-- Source information follows --

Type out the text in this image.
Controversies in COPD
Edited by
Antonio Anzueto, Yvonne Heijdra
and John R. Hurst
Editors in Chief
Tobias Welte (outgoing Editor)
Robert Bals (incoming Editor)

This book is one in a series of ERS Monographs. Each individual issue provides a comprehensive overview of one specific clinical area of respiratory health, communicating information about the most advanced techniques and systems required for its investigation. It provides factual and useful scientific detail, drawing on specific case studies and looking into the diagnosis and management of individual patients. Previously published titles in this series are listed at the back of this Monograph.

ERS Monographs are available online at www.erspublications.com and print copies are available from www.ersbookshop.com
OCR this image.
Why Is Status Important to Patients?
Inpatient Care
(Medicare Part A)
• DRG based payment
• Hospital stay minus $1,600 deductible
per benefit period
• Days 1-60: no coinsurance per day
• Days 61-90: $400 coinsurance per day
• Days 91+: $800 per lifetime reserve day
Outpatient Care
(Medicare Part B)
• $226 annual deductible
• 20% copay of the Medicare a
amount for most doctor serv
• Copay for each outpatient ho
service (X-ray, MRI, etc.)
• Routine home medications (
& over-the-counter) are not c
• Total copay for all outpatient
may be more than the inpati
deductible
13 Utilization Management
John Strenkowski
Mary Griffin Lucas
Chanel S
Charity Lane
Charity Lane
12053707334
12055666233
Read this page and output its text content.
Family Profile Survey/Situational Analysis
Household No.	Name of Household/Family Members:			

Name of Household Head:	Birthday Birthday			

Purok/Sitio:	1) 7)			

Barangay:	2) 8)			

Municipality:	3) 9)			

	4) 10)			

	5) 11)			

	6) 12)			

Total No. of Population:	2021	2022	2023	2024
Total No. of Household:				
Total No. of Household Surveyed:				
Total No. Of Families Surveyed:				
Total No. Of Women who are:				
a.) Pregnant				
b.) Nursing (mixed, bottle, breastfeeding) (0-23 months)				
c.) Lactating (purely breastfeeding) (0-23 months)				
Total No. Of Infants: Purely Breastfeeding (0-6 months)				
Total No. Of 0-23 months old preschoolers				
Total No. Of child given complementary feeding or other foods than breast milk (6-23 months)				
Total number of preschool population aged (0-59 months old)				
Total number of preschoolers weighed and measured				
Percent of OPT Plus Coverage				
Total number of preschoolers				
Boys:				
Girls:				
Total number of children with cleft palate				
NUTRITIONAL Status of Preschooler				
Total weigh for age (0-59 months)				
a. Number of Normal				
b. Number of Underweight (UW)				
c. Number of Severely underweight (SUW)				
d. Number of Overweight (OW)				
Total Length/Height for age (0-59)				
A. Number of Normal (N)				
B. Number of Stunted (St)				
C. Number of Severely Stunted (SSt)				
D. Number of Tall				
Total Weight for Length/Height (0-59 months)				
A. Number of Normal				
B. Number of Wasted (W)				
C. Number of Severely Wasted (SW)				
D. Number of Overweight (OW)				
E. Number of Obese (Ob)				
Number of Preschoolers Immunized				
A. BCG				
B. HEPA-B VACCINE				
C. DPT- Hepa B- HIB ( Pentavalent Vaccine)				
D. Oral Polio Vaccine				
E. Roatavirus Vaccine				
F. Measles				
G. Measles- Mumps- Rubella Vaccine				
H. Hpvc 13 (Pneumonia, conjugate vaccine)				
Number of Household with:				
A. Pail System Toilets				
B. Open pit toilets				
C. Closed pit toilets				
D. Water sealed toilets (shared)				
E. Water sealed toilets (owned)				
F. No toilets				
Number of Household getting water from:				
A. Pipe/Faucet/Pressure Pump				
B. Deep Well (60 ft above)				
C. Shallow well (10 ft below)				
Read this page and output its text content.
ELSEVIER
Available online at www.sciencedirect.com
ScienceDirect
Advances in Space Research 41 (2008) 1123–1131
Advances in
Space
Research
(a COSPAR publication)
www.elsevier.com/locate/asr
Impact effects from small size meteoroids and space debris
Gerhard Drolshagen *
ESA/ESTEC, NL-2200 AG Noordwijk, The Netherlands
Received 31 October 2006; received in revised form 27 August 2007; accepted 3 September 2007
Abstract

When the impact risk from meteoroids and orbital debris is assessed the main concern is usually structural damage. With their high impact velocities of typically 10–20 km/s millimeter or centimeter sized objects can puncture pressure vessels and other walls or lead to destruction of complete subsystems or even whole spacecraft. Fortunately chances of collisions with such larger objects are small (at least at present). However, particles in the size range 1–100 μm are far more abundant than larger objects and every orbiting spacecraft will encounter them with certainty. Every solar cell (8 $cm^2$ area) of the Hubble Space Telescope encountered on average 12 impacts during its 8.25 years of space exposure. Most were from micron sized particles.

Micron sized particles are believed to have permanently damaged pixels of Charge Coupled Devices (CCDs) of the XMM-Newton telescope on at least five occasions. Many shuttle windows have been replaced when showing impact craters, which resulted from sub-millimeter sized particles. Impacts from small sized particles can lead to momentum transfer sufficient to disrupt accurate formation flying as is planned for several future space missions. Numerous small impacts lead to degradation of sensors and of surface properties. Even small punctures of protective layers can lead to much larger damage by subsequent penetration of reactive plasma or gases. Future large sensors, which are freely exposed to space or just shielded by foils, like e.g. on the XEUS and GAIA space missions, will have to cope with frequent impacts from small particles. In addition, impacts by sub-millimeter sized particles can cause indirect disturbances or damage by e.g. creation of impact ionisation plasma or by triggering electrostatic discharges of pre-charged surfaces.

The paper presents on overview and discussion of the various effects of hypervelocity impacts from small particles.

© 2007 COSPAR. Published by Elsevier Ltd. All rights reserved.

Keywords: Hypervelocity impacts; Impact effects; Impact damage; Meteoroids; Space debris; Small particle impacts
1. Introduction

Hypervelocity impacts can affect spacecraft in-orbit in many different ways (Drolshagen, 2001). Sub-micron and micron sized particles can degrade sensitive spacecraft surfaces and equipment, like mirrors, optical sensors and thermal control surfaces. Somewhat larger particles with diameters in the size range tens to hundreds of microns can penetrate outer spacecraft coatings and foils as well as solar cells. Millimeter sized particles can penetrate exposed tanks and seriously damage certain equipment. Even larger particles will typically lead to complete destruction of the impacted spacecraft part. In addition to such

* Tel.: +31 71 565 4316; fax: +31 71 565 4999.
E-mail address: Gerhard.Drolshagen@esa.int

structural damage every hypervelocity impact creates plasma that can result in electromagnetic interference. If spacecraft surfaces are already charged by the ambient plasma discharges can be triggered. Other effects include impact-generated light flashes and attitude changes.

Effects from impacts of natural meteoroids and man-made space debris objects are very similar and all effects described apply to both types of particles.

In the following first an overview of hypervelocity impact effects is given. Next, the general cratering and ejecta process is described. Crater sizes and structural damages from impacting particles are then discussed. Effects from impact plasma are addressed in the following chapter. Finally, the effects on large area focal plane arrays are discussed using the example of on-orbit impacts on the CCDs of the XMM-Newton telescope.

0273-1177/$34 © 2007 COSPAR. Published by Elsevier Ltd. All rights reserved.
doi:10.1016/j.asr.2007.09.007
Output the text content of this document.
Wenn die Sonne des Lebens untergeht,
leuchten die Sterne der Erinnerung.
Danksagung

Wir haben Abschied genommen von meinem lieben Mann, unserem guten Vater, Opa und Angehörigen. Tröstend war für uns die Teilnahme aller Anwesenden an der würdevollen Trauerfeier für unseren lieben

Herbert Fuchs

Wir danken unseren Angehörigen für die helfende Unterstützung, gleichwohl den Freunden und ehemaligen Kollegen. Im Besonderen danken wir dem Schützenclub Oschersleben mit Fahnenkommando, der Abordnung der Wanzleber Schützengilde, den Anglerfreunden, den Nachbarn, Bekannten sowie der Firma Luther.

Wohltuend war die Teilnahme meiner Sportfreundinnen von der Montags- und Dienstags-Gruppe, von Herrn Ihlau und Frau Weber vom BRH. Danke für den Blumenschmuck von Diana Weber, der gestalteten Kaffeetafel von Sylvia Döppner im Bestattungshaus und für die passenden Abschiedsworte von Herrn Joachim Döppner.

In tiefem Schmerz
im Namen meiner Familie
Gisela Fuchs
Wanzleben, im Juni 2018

-- Source information concluded --

- **Activity**: From the listing above, return every line that contains the word "Advances".

- **Task result**:
Advances in Space Research 41 (2008) 1123–1131
Advances in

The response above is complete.